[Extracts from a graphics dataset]
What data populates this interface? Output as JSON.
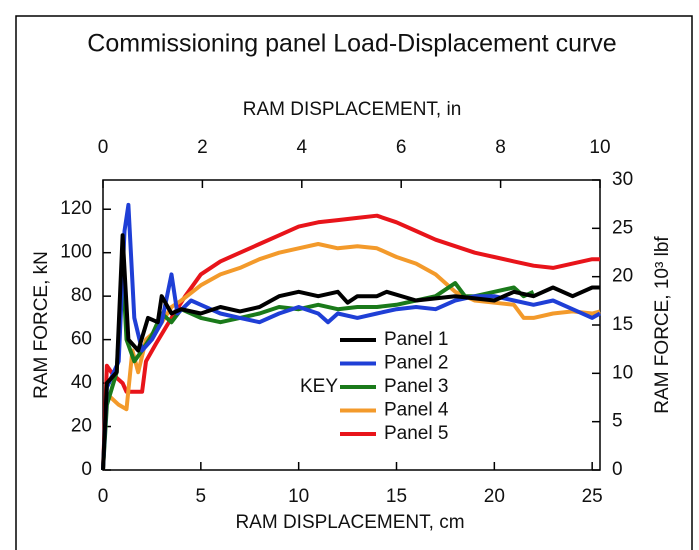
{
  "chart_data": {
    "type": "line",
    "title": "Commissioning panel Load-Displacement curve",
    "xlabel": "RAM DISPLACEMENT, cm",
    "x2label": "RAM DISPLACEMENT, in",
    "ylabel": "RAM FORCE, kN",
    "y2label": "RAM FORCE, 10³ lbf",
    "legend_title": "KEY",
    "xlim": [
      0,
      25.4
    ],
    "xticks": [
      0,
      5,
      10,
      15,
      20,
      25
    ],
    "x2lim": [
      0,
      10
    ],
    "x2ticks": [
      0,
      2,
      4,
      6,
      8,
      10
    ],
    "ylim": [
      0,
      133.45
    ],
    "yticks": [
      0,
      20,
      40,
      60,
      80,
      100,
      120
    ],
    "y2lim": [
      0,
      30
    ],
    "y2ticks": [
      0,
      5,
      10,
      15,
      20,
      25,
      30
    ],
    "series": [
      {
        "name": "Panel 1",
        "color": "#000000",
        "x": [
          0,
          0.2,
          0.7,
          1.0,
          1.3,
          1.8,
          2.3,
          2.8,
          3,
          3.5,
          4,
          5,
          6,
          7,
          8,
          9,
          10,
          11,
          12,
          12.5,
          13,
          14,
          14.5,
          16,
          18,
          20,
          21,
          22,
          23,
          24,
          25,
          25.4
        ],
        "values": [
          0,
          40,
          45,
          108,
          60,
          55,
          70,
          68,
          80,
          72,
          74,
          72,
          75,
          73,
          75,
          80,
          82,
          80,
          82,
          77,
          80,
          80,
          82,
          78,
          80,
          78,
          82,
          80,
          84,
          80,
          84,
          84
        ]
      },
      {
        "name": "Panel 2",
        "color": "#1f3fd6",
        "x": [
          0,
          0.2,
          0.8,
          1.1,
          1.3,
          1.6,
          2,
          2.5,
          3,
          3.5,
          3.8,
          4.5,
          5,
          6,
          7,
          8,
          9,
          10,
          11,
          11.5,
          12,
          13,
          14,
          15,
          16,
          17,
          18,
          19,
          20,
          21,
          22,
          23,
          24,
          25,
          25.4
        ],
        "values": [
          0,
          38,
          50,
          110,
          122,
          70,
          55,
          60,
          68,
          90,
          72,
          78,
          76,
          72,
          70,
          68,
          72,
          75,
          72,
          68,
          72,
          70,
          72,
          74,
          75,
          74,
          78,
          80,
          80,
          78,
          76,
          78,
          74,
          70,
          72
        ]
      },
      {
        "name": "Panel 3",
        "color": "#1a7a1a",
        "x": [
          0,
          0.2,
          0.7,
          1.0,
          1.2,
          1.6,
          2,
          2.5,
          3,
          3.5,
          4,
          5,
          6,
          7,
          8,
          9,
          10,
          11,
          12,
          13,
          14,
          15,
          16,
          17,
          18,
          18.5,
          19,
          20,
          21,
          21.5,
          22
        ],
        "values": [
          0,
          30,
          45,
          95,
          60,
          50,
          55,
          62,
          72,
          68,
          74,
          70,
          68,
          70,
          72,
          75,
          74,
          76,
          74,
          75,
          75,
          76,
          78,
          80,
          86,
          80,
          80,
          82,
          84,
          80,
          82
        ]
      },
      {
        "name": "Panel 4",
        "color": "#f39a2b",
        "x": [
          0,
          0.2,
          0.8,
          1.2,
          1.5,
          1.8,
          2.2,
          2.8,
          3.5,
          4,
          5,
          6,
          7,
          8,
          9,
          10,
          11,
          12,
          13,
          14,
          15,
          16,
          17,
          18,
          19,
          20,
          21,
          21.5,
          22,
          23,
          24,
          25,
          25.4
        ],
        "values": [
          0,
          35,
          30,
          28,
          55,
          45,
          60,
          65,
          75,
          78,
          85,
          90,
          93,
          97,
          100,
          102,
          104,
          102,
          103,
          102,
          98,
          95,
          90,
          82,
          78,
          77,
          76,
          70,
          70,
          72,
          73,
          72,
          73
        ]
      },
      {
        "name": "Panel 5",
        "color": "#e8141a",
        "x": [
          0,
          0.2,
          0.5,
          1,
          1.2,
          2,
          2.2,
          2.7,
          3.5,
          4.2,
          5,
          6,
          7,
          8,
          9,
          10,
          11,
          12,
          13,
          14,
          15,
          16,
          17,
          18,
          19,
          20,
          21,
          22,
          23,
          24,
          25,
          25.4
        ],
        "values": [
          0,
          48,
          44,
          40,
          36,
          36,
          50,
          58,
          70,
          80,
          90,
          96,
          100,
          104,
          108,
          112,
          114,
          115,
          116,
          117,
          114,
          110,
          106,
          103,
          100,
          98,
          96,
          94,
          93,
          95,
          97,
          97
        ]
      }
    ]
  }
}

* * *

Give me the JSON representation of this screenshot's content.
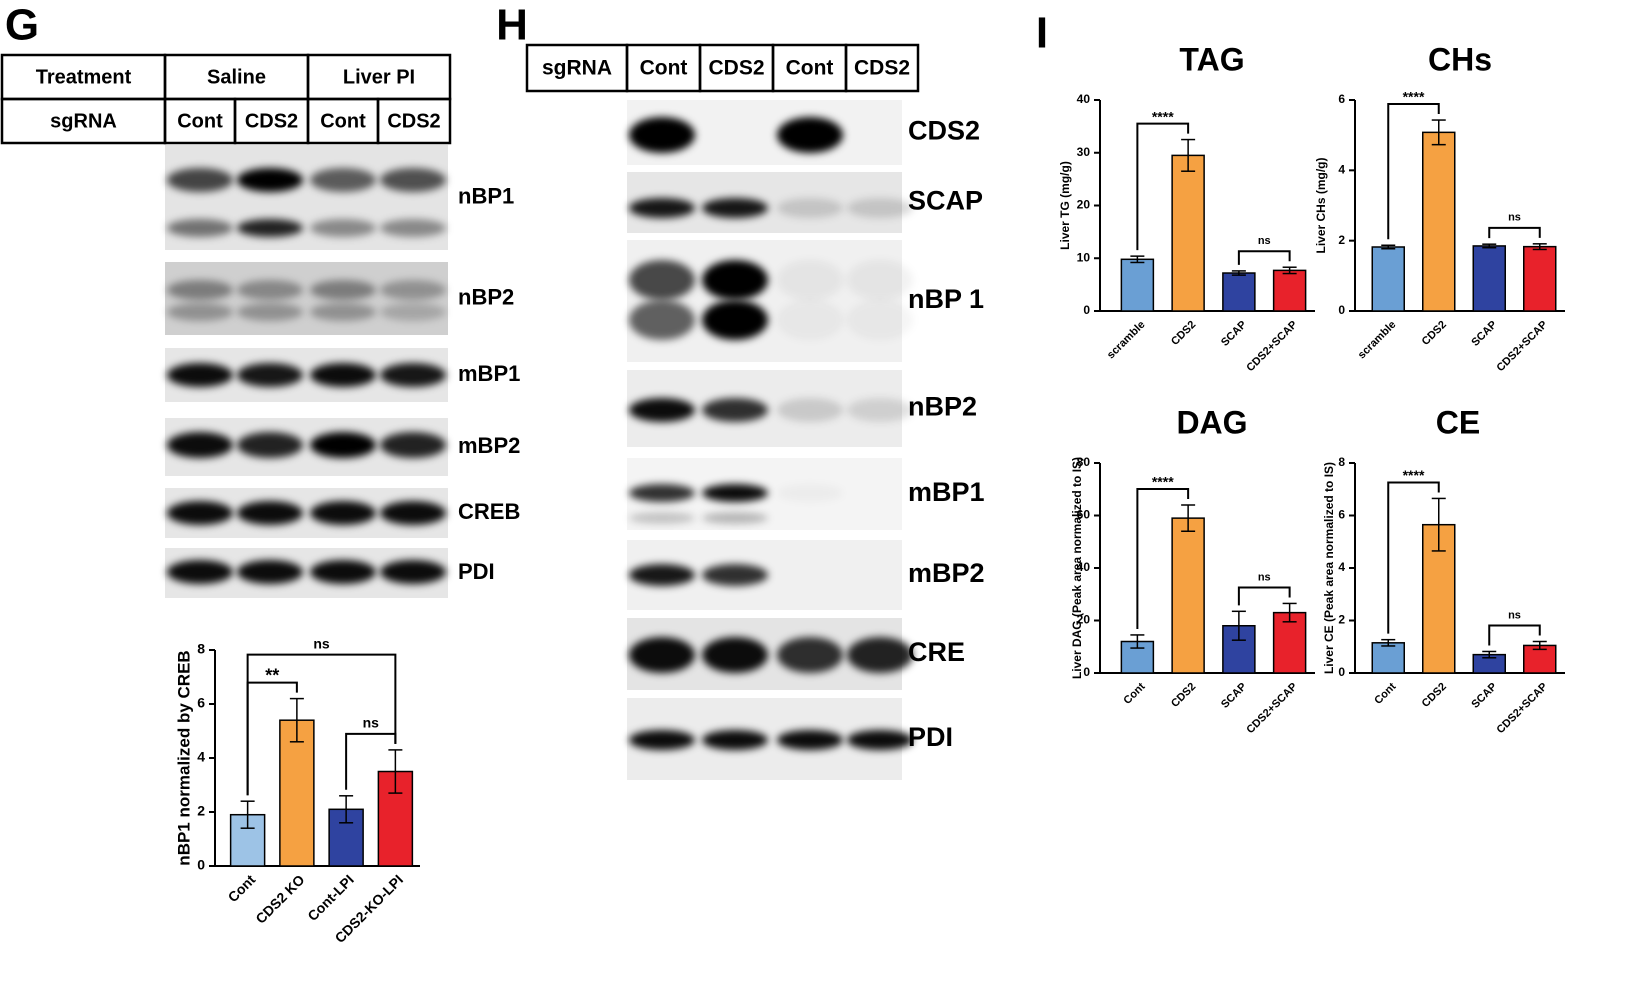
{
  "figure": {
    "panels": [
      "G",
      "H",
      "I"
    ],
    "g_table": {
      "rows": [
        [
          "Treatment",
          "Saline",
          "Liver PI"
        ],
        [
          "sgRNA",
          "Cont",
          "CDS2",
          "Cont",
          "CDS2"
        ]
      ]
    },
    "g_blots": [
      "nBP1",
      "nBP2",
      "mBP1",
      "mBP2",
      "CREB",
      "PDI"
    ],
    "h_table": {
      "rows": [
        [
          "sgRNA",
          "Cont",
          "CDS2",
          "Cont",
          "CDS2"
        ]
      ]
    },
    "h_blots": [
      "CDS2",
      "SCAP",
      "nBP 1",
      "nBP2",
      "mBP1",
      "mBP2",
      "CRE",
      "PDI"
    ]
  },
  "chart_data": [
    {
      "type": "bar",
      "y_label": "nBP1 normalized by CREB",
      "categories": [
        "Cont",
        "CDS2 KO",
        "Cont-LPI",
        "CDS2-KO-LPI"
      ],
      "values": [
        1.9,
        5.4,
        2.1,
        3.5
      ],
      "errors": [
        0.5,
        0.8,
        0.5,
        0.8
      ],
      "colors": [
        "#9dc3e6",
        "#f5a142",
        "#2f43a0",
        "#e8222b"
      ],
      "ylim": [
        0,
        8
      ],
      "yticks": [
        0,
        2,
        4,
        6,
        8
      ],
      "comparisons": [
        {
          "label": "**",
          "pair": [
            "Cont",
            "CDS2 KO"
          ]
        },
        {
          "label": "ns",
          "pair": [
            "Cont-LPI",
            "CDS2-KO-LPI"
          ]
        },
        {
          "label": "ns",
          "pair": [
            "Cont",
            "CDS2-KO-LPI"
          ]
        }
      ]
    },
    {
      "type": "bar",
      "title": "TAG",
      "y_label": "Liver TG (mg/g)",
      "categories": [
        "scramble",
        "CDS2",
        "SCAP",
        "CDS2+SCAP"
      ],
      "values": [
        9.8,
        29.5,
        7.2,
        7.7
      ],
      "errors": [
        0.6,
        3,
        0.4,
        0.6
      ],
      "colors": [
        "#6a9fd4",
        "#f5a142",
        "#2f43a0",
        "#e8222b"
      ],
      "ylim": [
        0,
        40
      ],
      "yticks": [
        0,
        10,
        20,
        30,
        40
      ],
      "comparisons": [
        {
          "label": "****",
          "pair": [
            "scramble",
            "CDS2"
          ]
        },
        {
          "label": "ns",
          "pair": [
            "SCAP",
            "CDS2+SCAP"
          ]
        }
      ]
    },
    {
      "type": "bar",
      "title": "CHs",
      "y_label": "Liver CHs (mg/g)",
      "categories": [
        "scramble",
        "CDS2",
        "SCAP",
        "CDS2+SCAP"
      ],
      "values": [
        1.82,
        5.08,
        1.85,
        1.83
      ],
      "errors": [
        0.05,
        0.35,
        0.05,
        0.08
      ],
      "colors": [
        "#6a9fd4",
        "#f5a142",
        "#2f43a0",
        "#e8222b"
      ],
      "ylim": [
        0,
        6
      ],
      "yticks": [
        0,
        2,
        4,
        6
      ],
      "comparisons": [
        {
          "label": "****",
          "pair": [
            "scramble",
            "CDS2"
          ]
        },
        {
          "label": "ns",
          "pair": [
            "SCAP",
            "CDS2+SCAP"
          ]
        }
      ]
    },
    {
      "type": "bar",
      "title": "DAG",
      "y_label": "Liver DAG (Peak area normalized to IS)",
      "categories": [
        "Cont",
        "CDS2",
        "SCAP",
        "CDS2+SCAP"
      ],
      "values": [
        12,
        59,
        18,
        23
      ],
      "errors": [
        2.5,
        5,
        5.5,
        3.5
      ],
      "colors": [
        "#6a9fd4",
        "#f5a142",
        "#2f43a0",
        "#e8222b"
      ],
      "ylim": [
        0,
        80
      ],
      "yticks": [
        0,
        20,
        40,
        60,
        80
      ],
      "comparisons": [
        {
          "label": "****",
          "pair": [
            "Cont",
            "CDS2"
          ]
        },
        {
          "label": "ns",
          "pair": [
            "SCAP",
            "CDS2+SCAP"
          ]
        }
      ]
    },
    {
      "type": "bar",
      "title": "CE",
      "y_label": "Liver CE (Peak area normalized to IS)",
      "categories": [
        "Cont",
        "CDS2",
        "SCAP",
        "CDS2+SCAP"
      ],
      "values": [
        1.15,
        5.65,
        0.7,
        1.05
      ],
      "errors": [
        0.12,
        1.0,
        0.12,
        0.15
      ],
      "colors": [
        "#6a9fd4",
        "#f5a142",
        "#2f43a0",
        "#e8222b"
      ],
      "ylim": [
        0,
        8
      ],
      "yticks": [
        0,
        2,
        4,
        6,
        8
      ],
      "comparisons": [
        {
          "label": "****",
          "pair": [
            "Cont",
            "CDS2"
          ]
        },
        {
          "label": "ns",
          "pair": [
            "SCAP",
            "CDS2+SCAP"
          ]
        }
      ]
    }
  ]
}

* * *

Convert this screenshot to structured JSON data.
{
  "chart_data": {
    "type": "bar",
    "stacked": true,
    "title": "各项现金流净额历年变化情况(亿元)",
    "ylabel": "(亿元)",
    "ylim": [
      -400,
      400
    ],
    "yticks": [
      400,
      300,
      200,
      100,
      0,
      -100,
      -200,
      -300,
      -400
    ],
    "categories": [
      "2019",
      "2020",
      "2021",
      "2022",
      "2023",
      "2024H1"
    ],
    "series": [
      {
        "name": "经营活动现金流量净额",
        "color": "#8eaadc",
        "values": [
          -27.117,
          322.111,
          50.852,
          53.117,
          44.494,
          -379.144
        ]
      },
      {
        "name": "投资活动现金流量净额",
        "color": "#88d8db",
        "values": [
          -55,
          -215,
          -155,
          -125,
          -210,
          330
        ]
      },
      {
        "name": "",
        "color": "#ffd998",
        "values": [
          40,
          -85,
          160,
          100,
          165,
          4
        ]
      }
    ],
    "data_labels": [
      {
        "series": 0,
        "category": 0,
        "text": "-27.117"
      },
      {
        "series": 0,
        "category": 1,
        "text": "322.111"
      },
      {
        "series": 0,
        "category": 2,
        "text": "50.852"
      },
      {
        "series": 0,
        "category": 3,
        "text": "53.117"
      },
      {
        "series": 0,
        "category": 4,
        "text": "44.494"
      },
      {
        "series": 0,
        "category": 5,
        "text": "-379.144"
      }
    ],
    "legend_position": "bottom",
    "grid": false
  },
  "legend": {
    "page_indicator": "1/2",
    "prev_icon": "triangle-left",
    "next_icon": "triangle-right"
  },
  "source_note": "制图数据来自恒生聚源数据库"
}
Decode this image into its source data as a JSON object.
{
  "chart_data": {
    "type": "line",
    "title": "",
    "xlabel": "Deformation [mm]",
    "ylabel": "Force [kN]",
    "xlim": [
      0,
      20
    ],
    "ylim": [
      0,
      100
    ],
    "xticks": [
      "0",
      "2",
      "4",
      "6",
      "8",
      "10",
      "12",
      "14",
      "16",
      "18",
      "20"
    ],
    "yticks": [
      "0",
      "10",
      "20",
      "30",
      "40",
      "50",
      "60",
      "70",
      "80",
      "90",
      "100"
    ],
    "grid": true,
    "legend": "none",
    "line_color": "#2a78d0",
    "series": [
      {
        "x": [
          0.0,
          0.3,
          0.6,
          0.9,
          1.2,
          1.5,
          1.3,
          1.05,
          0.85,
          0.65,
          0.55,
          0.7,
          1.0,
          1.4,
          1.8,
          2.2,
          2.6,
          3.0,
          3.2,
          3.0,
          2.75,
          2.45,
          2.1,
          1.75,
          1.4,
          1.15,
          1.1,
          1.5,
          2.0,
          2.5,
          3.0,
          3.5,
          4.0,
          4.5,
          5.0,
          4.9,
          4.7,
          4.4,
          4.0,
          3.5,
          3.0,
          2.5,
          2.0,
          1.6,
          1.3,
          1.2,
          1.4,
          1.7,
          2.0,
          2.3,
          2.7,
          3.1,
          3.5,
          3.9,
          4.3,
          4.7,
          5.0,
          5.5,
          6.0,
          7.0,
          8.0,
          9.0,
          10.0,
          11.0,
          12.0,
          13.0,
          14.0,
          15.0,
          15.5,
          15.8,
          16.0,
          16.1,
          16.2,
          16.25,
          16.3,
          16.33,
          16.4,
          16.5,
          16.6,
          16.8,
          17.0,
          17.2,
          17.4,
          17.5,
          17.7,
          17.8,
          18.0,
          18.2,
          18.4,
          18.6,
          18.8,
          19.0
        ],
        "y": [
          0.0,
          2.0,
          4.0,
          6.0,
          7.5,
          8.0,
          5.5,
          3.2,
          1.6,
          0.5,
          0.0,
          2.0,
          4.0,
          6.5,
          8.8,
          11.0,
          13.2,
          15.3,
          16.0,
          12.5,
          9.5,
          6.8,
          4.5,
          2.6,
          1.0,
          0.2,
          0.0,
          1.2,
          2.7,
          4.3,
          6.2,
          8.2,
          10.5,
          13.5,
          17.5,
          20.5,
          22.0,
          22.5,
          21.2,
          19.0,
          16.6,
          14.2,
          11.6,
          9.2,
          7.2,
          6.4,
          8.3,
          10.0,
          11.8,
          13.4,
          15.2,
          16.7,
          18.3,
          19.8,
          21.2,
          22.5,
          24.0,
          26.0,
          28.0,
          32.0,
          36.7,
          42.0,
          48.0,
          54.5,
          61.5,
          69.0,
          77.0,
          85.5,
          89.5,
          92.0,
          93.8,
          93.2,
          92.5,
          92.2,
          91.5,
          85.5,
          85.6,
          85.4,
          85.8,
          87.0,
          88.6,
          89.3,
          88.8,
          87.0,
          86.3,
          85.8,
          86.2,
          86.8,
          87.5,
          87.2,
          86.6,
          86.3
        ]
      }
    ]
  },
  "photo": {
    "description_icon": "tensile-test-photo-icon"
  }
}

• _YOUR TASK_
Gather all lines from the listing above in which "Liver" occurs.

• _SOLUTION FOR THIS EXERCISE_
          "Liver PI"
      "y_label": "Liver TG (mg/g)",
      "y_label": "Liver CHs (mg/g)",
      "y_label": "Liver DAG (Peak area normalized to IS)",
      "y_label": "Liver CE (Peak area normalized to IS)",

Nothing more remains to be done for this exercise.